Put every line of the records below into a JSON list of strings, one string per line, skipping blank lines and leaving out the pictures.

**Information shown:**
• • • •
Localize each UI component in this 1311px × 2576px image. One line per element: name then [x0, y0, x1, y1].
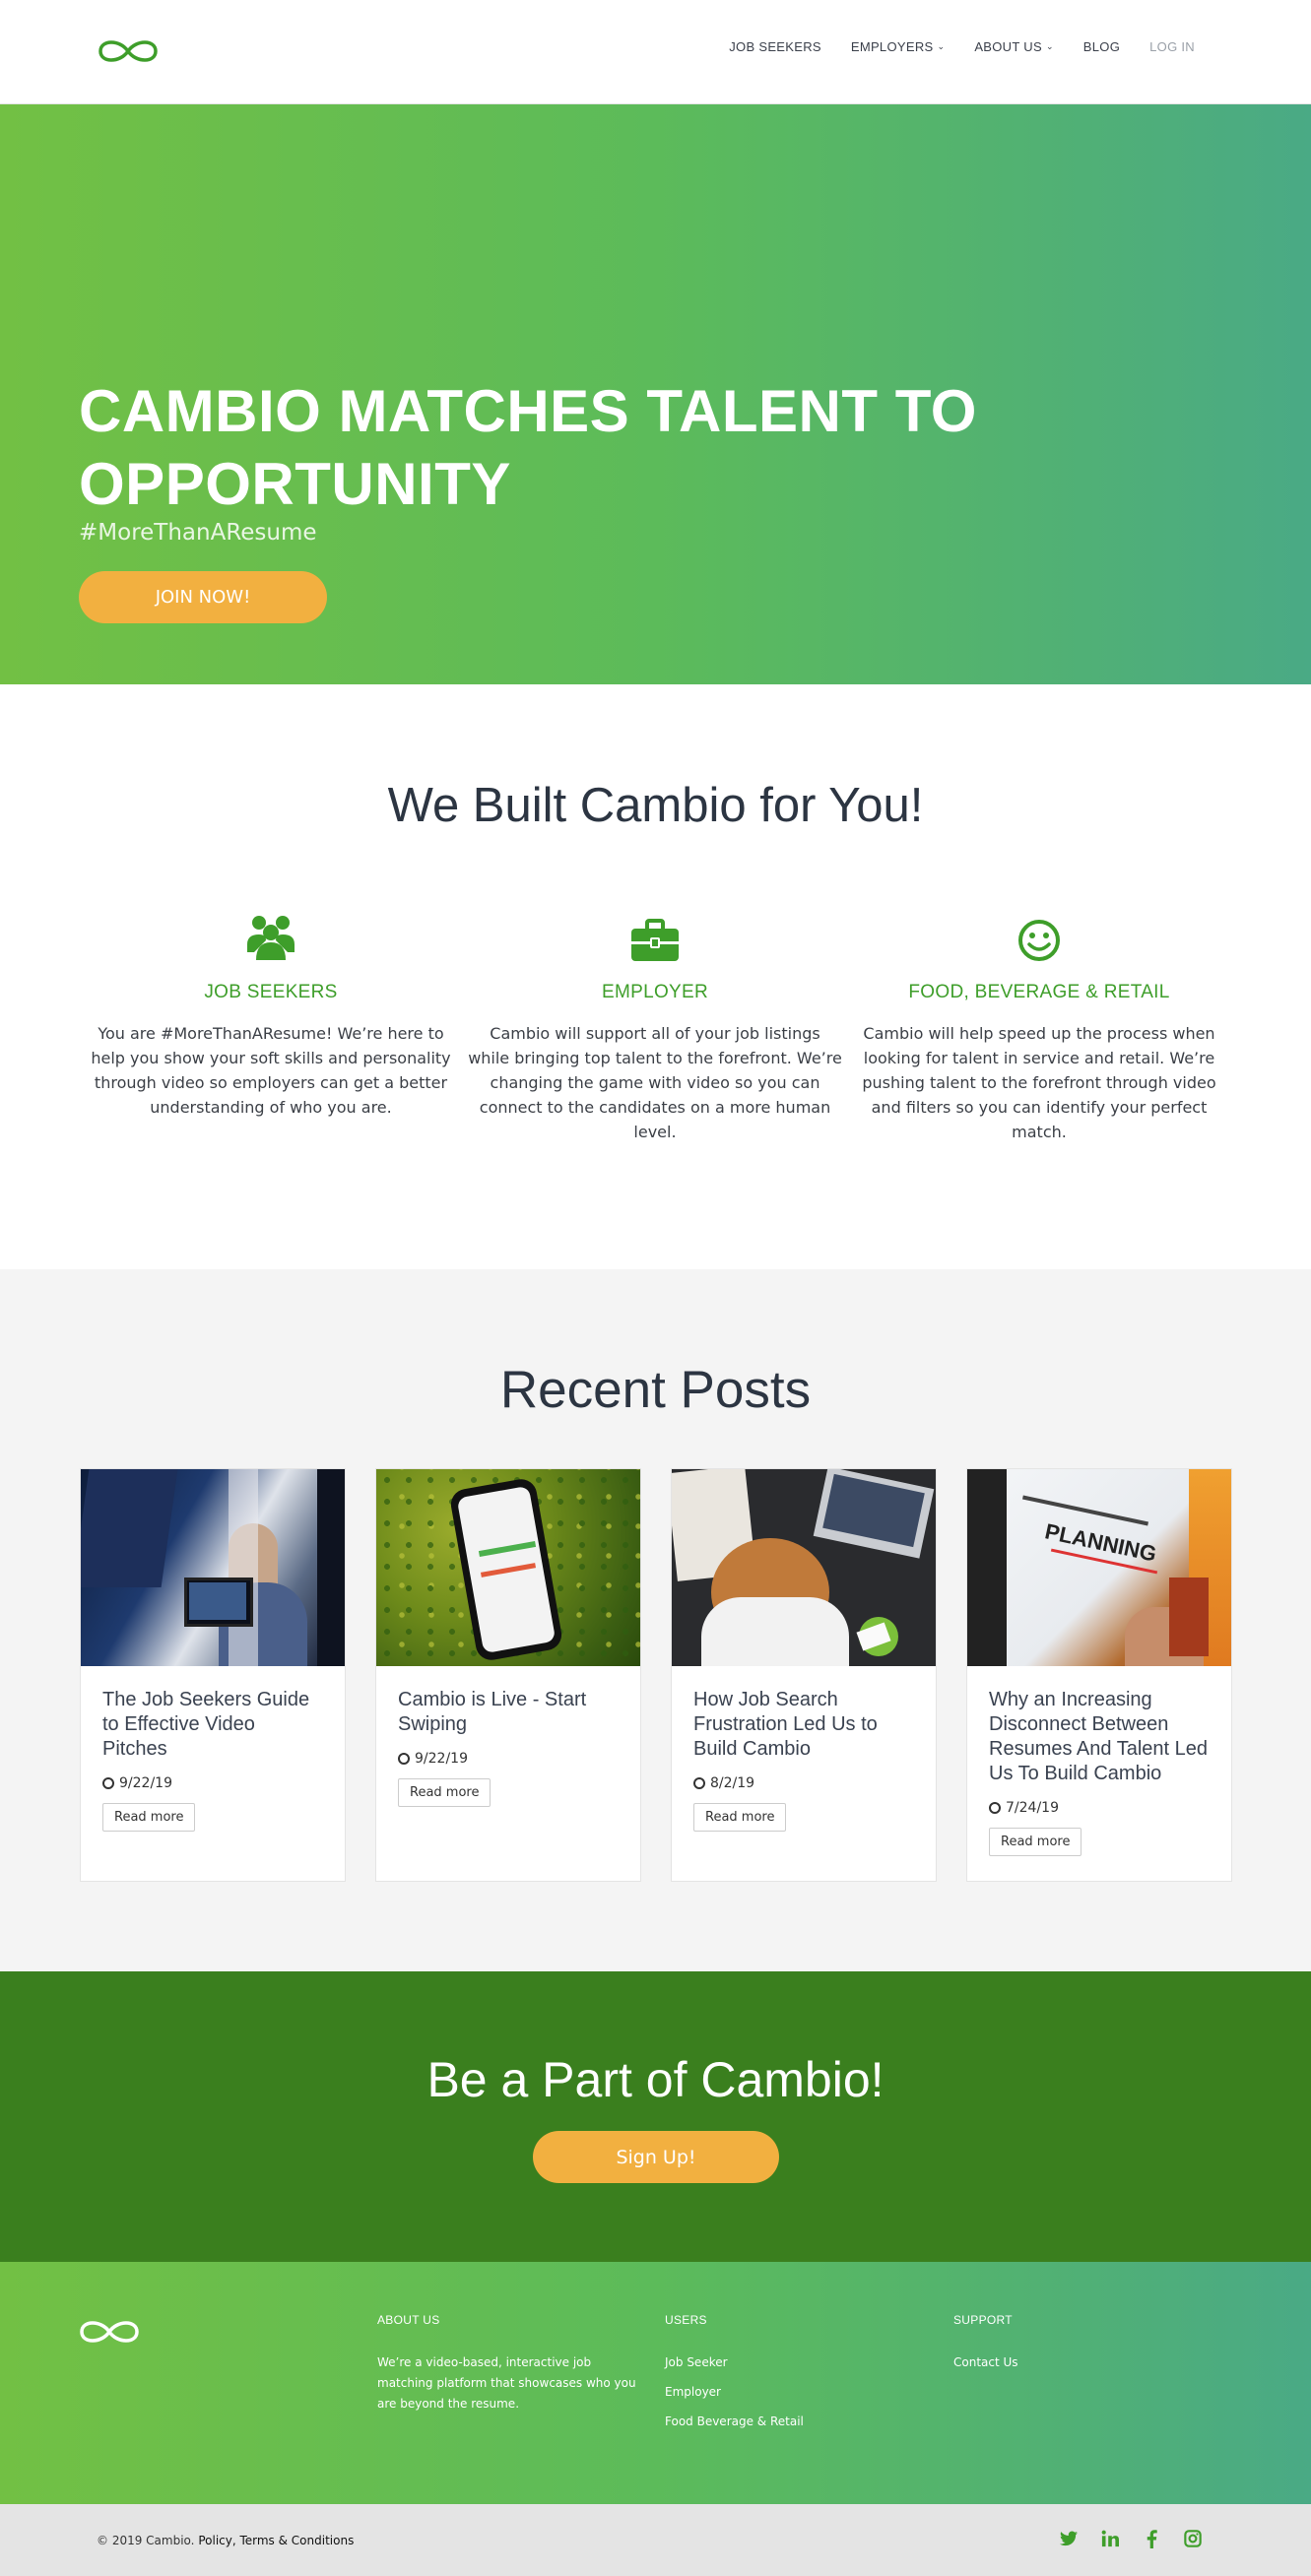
footer-about-text: We’re a video-based, interactive job mat…: [377, 2355, 636, 2411]
feature-title: JOB SEEKERS: [204, 982, 338, 1002]
feature-employer: EMPLOYER Cambio will support all of your…: [468, 909, 842, 1144]
footer-link-contact-us[interactable]: Contact Us: [953, 2352, 1018, 2373]
clock-icon: [102, 1777, 114, 1789]
hero-tagline: #MoreThanAResume: [79, 520, 317, 546]
clock-icon: [989, 1802, 1001, 1814]
post-image[interactable]: [376, 1469, 640, 1666]
read-more-button[interactable]: Read more: [102, 1803, 196, 1832]
footer-link-job-seeker[interactable]: Job Seeker: [665, 2352, 804, 2373]
footer-support-column: SUPPORT Contact Us: [953, 2313, 1018, 2382]
instagram-icon[interactable]: [1183, 2529, 1203, 2548]
top-navigation: JOB SEEKERS EMPLOYERS ⌄ ABOUT US ⌄ BLOG LO…: [0, 0, 1311, 104]
footer-users-links: Job Seeker Employer Food Beverage & Reta…: [665, 2352, 804, 2432]
feature-title: EMPLOYER: [602, 982, 708, 1002]
footer-link-employer[interactable]: Employer: [665, 2382, 804, 2403]
cambio-logo-icon[interactable]: [77, 2316, 142, 2348]
recent-posts-title: Recent Posts: [499, 1361, 812, 1419]
features-title: We Built Cambio for You!: [387, 779, 924, 832]
nav-job-seekers[interactable]: JOB SEEKERS: [729, 39, 821, 54]
read-more-button[interactable]: Read more: [693, 1803, 787, 1832]
nav-blog[interactable]: BLOG: [1083, 39, 1120, 54]
feature-job-seekers: JOB SEEKERS You are #MoreThanAResume! We…: [84, 909, 458, 1120]
social-links: [1059, 2529, 1203, 2548]
feature-text: You are #MoreThanAResume! We’re here to …: [91, 1024, 451, 1117]
copyright-text: © 2019 Cambio.: [97, 2534, 195, 2547]
chevron-down-icon: ⌄: [1045, 41, 1054, 51]
feature-text: Cambio will help speed up the process wh…: [862, 1024, 1216, 1141]
footer-heading: USERS: [665, 2313, 707, 2327]
nav-about-us[interactable]: ABOUT US ⌄: [974, 39, 1053, 54]
post-image[interactable]: [81, 1469, 345, 1666]
footer-users-column: USERS Job Seeker Employer Food Beverage …: [665, 2313, 804, 2441]
facebook-icon[interactable]: [1142, 2529, 1161, 2548]
cta-title: Be a Part of Cambio!: [426, 2052, 885, 2107]
nav-label: ABOUT US: [974, 39, 1042, 54]
cta-section: Be a Part of Cambio! Sign Up!: [0, 1971, 1311, 2262]
smile-icon: [852, 909, 1226, 962]
main-menu: JOB SEEKERS EMPLOYERS ⌄ ABOUT US ⌄ BLOG LO…: [729, 39, 1195, 54]
read-more-button[interactable]: Read more: [989, 1828, 1082, 1856]
post-card[interactable]: How Job Search Frustration Led Us to Bui…: [671, 1468, 937, 1882]
post-card[interactable]: Cambio is Live - Start Swiping 9/22/19 R…: [375, 1468, 641, 1882]
post-date-text: 9/22/19: [415, 1751, 468, 1767]
sign-up-button[interactable]: Sign Up!: [533, 2131, 779, 2183]
post-date-text: 9/22/19: [119, 1775, 172, 1791]
post-title[interactable]: Cambio is Live - Start Swiping: [398, 1688, 619, 1737]
clock-icon: [693, 1777, 705, 1789]
footer-support-links: Contact Us: [953, 2352, 1018, 2373]
post-image[interactable]: PLANNING: [967, 1469, 1231, 1666]
read-more-button[interactable]: Read more: [398, 1778, 492, 1807]
nav-label: JOB SEEKERS: [729, 39, 821, 54]
feature-title: FOOD, BEVERAGE & RETAIL: [908, 982, 1170, 1002]
footer: ABOUT US We’re a video-based, interactiv…: [0, 2262, 1311, 2504]
nav-label: LOG IN: [1149, 39, 1195, 54]
footer-heading: SUPPORT: [953, 2313, 1013, 2327]
users-icon: [84, 909, 458, 962]
nav-log-in[interactable]: LOG IN: [1149, 39, 1195, 54]
copyright: © 2019 Cambio. Policy, Terms & Condition…: [97, 2534, 354, 2547]
linkedin-icon[interactable]: [1100, 2529, 1120, 2548]
post-date-text: 8/2/19: [710, 1775, 755, 1791]
nav-employers[interactable]: EMPLOYERS ⌄: [851, 39, 945, 54]
cambio-logo-icon[interactable]: [95, 35, 162, 67]
policy-terms-link[interactable]: Policy, Terms & Conditions: [198, 2534, 354, 2547]
post-date: 8/2/19: [693, 1775, 914, 1791]
hero-title: CAMBIO MATCHES TALENT TO OPPORTUNITY: [79, 378, 977, 517]
hero-section: CAMBIO MATCHES TALENT TO OPPORTUNITY #Mo…: [0, 104, 1311, 684]
footer-link-food-beverage-retail[interactable]: Food Beverage & Retail: [665, 2412, 804, 2432]
join-now-button[interactable]: JOIN NOW!: [79, 571, 327, 623]
feature-text: Cambio will support all of your job list…: [468, 1024, 842, 1141]
recent-posts-section: Recent Posts The Job Seekers Guide to Ef…: [0, 1269, 1311, 1971]
post-title[interactable]: How Job Search Frustration Led Us to Bui…: [693, 1688, 914, 1762]
nav-label: BLOG: [1082, 39, 1121, 54]
briefcase-icon: [468, 909, 842, 962]
post-date: 9/22/19: [102, 1775, 323, 1791]
post-date: 9/22/19: [398, 1751, 619, 1767]
post-date-text: 7/24/19: [1006, 1800, 1059, 1816]
post-image[interactable]: [672, 1469, 936, 1666]
post-title[interactable]: The Job Seekers Guide to Effective Video…: [102, 1688, 323, 1762]
nav-label: EMPLOYERS: [850, 39, 934, 54]
chevron-down-icon: ⌄: [937, 41, 946, 51]
post-card[interactable]: PLANNING Why an Increasing Disconnect Be…: [966, 1468, 1232, 1882]
bottom-bar: © 2019 Cambio. Policy, Terms & Condition…: [0, 2504, 1311, 2576]
feature-food-beverage-retail: FOOD, BEVERAGE & RETAIL Cambio will help…: [852, 909, 1226, 1144]
post-date: 7/24/19: [989, 1800, 1210, 1816]
twitter-icon[interactable]: [1059, 2529, 1079, 2548]
post-card[interactable]: The Job Seekers Guide to Effective Video…: [80, 1468, 346, 1882]
post-title[interactable]: Why an Increasing Disconnect Between Res…: [989, 1688, 1210, 1786]
footer-heading: ABOUT US: [377, 2313, 440, 2327]
footer-about-column: ABOUT US We’re a video-based, interactiv…: [377, 2313, 643, 2415]
features-section: We Built Cambio for You! JOB SEEKERS You…: [0, 684, 1311, 1269]
clock-icon: [398, 1753, 410, 1765]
• • • •
**Output for this task:**
[
  "Localize each UI component in this 1311px × 2576px image. One line per element: name then [x0, y0, x1, y1].",
  "footer-about-text: We’re a video-based, interactive job mat…: [377, 2355, 636, 2411]",
  "feature-title: JOB SEEKERS: [204, 982, 338, 1002]",
  "feature-employer: EMPLOYER Cambio will support all of your…: [468, 909, 842, 1144]",
  "footer-link-contact-us[interactable]: Contact Us: [953, 2352, 1018, 2373]",
  "clock-icon: [102, 1777, 114, 1789]",
  "hero-tagline: #MoreThanAResume: [79, 520, 317, 546]",
  "clock-icon: [989, 1802, 1001, 1814]",
  "post-image[interactable]: [376, 1469, 640, 1666]",
  "read-more-button[interactable]: Read more: [102, 1803, 196, 1832]",
  "footer-link-job-seeker[interactable]: Job Seeker: [665, 2352, 804, 2373]",
  "footer-support-column: SUPPORT Contact Us: [953, 2313, 1018, 2382]",
  "instagram-icon[interactable]: [1183, 2529, 1203, 2548]",
  "top-navigation: JOB SEEKERS EMPLOYERS ⌄ ABOUT US ⌄ BLOG LO…: [0, 0, 1311, 104]",
  "footer-users-links: Job Seeker Employer Food Beverage & Reta…: [665, 2352, 804, 2432]",
  "feature-title: EMPLOYER: [602, 982, 708, 1002]",
  "footer-link-employer[interactable]: Employer: [665, 2382, 804, 2403]",
  "cambio-logo-icon[interactable]: [77, 2316, 142, 2348]",
  "recent-posts-title: Recent Posts: [499, 1361, 812, 1419]",
  "features-title: We Built Cambio for You!: [387, 779, 924, 832]",
  "nav-job-seekers[interactable]: JOB SEEKERS: [729, 39, 821, 54]",
  "read-more-button[interactable]: Read more: [693, 1803, 787, 1832]",
  "nav-blog[interactable]: BLOG: [1083, 39, 1120, 54]",
  "feature-job-seekers: JOB SEEKERS You are #MoreThanAResume! We…: [84, 909, 458, 1120]",
  "social-links: [1059, 2529, 1203, 2548]",
  "feature-text: You are #MoreThanAResume! We’re here to …: [91, 1024, 451, 1117]",
  "copyright-text: © 2019 Cambio.: [97, 2534, 195, 2547]",
  "chevron-down-icon: ⌄: [1045, 41, 1054, 51]",
  "feature-text: Cambio will help speed up the process wh…: [862, 1024, 1216, 1141]",
  "footer-heading: USERS: [665, 2313, 707, 2327]",
  "nav-about-us[interactable]: ABOUT US ⌄: [974, 39, 1053, 54]",
  "post-image[interactable]: [81, 1469, 345, 1666]",
  "footer-users-column: USERS Job Seeker Employer Food Beverage …: [665, 2313, 804, 2441]",
  "facebook-icon[interactable]: [1142, 2529, 1161, 2548]",
  "cta-title: Be a Part of Cambio!: [426, 2052, 885, 2107]",
  "nav-label: ABOUT US: [974, 39, 1042, 54]",
  "cta-section: Be a Part of Cambio! Sign Up!: [0, 1971, 1311, 2262]",
  "smile-icon: [852, 909, 1226, 962]",
  "main-menu: JOB SEEKERS EMPLOYERS ⌄ ABOUT US ⌄ BLOG LO…: [729, 39, 1195, 54]",
  "read-more-button[interactable]: Read more: [989, 1828, 1082, 1856]",
  "post-card[interactable]: How Job Search Frustration Led Us to Bui…: [671, 1468, 937, 1882]",
  "post-card[interactable]: Cambio is Live - Start Swiping 9/22/19 R…: [375, 1468, 641, 1882]",
  "post-date-text: 9/22/19: [415, 1751, 468, 1767]",
  "sign-up-button[interactable]: Sign Up!: [533, 2131, 779, 2183]",
  "post-date-text: 9/22/19: [119, 1775, 172, 1791]",
  "post-title[interactable]: Cambio is Live - Start Swiping: [398, 1688, 619, 1737]",
  "clock-icon: [693, 1777, 705, 1789]",
  "footer-support-links: Contact Us: [953, 2352, 1018, 2373]",
  "post-image[interactable]: PLANNING: [967, 1469, 1231, 1666]",
  "read-more-button[interactable]: Read more: [398, 1778, 492, 1807]",
  "nav-label: JOB SEEKERS: [729, 39, 821, 54]",
  "feature-title: FOOD, BEVERAGE & RETAIL: [908, 982, 1170, 1002]",
  "footer: ABOUT US We’re a video-based, interactiv…: [0, 2262, 1311, 2504]",
  "nav-label: LOG IN: [1149, 39, 1195, 54]",
  "footer-heading: SUPPORT: [953, 2313, 1013, 2327]",
  "users-icon: [84, 909, 458, 962]",
  "nav-log-in[interactable]: LOG IN: [1149, 39, 1195, 54]",
  "copyright: © 2019 Cambio. Policy, Terms & Condition…: [97, 2534, 354, 2547]",
  "linkedin-icon[interactable]: [1100, 2529, 1120, 2548]",
  "post-date-text: 8/2/19: [710, 1775, 755, 1791]",
  "nav-employers[interactable]: EMPLOYERS ⌄: [851, 39, 945, 54]",
  "cambio-logo-icon[interactable]: [95, 35, 162, 67]",
  "policy-terms-link[interactable]: Policy, Terms & Conditions: [198, 2534, 354, 2547]",
  "post-date: 8/2/19: [693, 1775, 914, 1791]",
  "hero-title: CAMBIO MATCHES TALENT TO OPPORTUNITY: [79, 378, 977, 517]",
  "hero-section: CAMBIO MATCHES TALENT TO OPPORTUNITY #Mo…: [0, 104, 1311, 684]",
  "footer-link-food-beverage-retail[interactable]: Food Beverage & Retail: [665, 2412, 804, 2432]",
  "join-now-button[interactable]: JOIN NOW!: [79, 571, 327, 623]",
  "feature-text: Cambio will support all of your job list…: [468, 1024, 842, 1141]",
  "recent-posts-section: Recent Posts The Job Seekers Guide to Ef…: [0, 1269, 1311, 1971]",
  "post-title[interactable]: How Job Search Frustration Led Us to Bui…: [693, 1688, 914, 1762]",
  "nav-label: BLOG: [1082, 39, 1121, 54]",
  "briefcase-icon: [468, 909, 842, 962]",
  "post-date: 9/22/19: [102, 1775, 323, 1791]",
  "post-date: 9/22/19: [398, 1751, 619, 1767]",
  "post-date-text: 7/24/19: [1006, 1800, 1059, 1816]",
  "post-image[interactable]: [672, 1469, 936, 1666]",
  "post-title[interactable]: The Job Seekers Guide to Effective Video…: [102, 1688, 323, 1762]",
  "nav-label: EMPLOYERS: [850, 39, 934, 54]",
  "chevron-down-icon: ⌄: [937, 41, 946, 51]",
  "post-card[interactable]: PLANNING Why an Increasing Disconnect Be…: [966, 1468, 1232, 1882]",
  "bottom-bar: © 2019 Cambio. Policy, Terms & Condition…: [0, 2504, 1311, 2576]",
  "feature-food-beverage-retail: FOOD, BEVERAGE & RETAIL Cambio will help…: [852, 909, 1226, 1144]",
  "post-date: 7/24/19: [989, 1800, 1210, 1816]",
  "twitter-icon[interactable]: [1059, 2529, 1079, 2548]",
  "post-card[interactable]: The Job Seekers Guide to Effective Video…: [80, 1468, 346, 1882]",
  "post-title[interactable]: Why an Increasing Disconnect Between Res…: [989, 1688, 1210, 1786]",
  "footer-heading: ABOUT US: [377, 2313, 440, 2327]",
  "footer-about-column: ABOUT US We’re a video-based, interactiv…: [377, 2313, 643, 2415]",
  "features-section: We Built Cambio for You! JOB SEEKERS You…: [0, 684, 1311, 1269]",
  "clock-icon: [398, 1753, 410, 1765]"
]